Exercise instructions | Every record must be repeated exactly, with no omission.

Record list |

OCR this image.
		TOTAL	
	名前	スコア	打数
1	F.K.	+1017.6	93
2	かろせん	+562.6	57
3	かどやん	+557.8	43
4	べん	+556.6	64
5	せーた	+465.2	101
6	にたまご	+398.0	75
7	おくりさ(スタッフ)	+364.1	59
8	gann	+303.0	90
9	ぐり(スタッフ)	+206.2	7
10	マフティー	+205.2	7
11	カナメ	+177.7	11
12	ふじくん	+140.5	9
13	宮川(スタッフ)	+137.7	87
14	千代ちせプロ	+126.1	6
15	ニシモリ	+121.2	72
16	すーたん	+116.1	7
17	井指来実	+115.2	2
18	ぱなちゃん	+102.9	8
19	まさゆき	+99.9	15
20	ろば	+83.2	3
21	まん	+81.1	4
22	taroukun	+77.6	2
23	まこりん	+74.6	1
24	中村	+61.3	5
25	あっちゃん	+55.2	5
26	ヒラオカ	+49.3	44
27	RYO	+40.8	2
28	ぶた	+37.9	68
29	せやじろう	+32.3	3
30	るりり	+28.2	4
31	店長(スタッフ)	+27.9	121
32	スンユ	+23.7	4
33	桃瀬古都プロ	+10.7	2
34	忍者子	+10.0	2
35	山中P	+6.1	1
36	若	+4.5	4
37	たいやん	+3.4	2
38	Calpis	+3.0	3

Reply to the exercise |
OCR this image.
		TOTAL	
	名前	スコア	打数
1	F.K.	+1017.6	93
2	かろせん	+562.6	57
3	かどやん	+557.8	43
4	べん	+556.6	64
5	せーた	+465.2	101
6	にたまご	+398.0	75
7	おくりさ(スタッフ)	+364.1	59
8	gann	+303.0	90
9	ぐり(スタッフ)	+206.2	7
10	マフティー	+205.2	7
11	カナメ	+177.7	11
12	ふじくん	+140.5	9
13	宮川(スタッフ)	+137.7	87
14	千代ちせプロ	+126.1	6
15	ニシモリ	+121.2	72
16	すーたん	+116.1	7
17	井指来実	+115.2	2
18	ぱなちゃん	+102.9	8
19	まさゆき	+99.9	15
20	ろば	+83.2	3
21	まん	+81.1	4
22	taroukun	+77.6	2
23	まこりん	+74.6	1
24	中村	+61.3	5
25	あっちゃん	+55.2	5
26	ヒラオカ	+49.3	44
27	RYO	+40.8	2
28	ぶた	+37.9	68
29	せやじろう	+32.3	3
30	るりり	+28.2	4
31	店長(スタッフ)	+27.9	121
32	スンユ	+23.7	4
33	桃瀬古都プロ	+10.7	2
34	忍者子	+10.0	2
35	山中P	+6.1	1
36	若	+4.5	4
37	たいやん	+3.4	2
38	Calpis	+3.0	3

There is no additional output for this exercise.